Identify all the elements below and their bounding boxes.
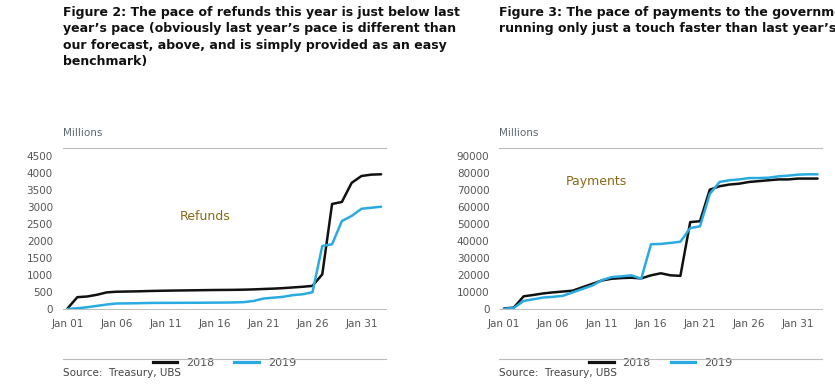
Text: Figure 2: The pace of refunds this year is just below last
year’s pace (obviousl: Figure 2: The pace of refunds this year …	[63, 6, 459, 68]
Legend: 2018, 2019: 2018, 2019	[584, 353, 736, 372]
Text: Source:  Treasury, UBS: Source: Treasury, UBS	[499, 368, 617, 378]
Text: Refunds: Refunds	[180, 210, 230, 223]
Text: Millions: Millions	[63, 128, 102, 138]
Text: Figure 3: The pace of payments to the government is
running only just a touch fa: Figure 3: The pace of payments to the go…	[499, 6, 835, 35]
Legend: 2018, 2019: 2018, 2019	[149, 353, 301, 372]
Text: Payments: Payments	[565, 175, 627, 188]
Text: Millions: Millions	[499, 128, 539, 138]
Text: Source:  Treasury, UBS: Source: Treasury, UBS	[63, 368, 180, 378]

####

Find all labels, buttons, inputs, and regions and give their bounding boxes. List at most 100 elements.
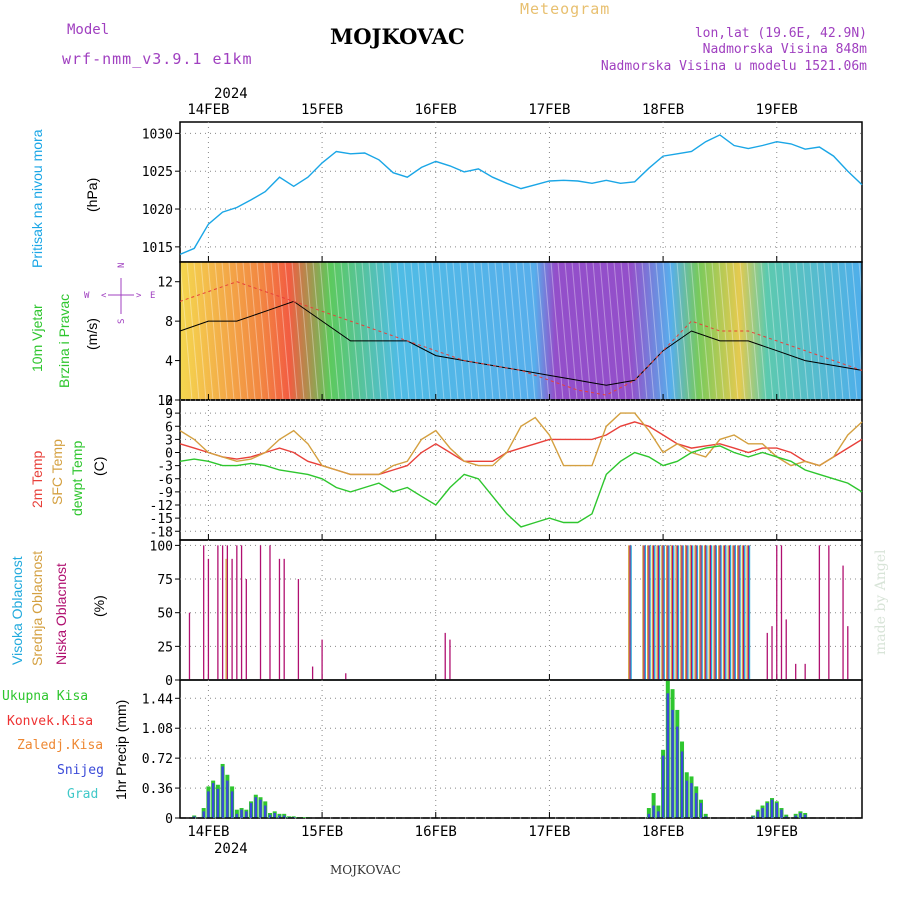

####

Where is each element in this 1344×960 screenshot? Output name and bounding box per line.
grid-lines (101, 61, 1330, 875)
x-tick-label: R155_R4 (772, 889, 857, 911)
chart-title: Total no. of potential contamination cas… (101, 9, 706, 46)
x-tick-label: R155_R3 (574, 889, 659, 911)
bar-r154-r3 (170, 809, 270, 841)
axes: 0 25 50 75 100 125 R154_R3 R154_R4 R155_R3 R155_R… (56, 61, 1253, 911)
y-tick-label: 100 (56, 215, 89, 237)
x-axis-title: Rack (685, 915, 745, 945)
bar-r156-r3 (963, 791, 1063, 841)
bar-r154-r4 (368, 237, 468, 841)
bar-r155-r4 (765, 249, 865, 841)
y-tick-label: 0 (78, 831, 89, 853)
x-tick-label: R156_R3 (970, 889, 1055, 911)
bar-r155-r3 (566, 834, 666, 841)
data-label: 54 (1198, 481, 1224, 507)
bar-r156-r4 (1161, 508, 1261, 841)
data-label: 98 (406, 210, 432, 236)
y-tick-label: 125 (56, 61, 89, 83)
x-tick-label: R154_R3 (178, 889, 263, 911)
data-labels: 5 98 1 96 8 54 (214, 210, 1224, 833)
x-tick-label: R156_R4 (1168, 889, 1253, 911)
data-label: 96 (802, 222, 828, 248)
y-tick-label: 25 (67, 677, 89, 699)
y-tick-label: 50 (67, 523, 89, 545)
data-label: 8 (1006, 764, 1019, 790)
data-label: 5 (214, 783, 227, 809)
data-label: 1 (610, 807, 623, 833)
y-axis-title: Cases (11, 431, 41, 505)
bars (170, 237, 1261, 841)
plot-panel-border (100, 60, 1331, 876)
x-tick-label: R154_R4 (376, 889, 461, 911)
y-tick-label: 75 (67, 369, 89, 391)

####

* **Requirement**
Please reproduce every line of the items from the one containing "Where is each" down to the one containing "x-tick-label: R154_R3 (178, 889, 263, 911)", both of those included, exactly as they appear.

* **Solution for this exercise**
Where is each element in this 1344×960 screenshot? Output name and bounding box per line.
grid-lines (101, 61, 1330, 875)
x-tick-label: R155_R4 (772, 889, 857, 911)
chart-title: Total no. of potential contamination cas… (101, 9, 706, 46)
x-tick-label: R155_R3 (574, 889, 659, 911)
bar-r154-r3 (170, 809, 270, 841)
axes: 0 25 50 75 100 125 R154_R3 R154_R4 R155_R3 R155_R… (56, 61, 1253, 911)
y-tick-label: 100 (56, 215, 89, 237)
x-axis-title: Rack (685, 915, 745, 945)
bar-r156-r3 (963, 791, 1063, 841)
bar-r154-r4 (368, 237, 468, 841)
bar-r155-r4 (765, 249, 865, 841)
y-tick-label: 0 (78, 831, 89, 853)
x-tick-label: R156_R3 (970, 889, 1055, 911)
bar-r155-r3 (566, 834, 666, 841)
data-label: 54 (1198, 481, 1224, 507)
bar-r156-r4 (1161, 508, 1261, 841)
data-label: 98 (406, 210, 432, 236)
y-tick-label: 125 (56, 61, 89, 83)
x-tick-label: R154_R3 (178, 889, 263, 911)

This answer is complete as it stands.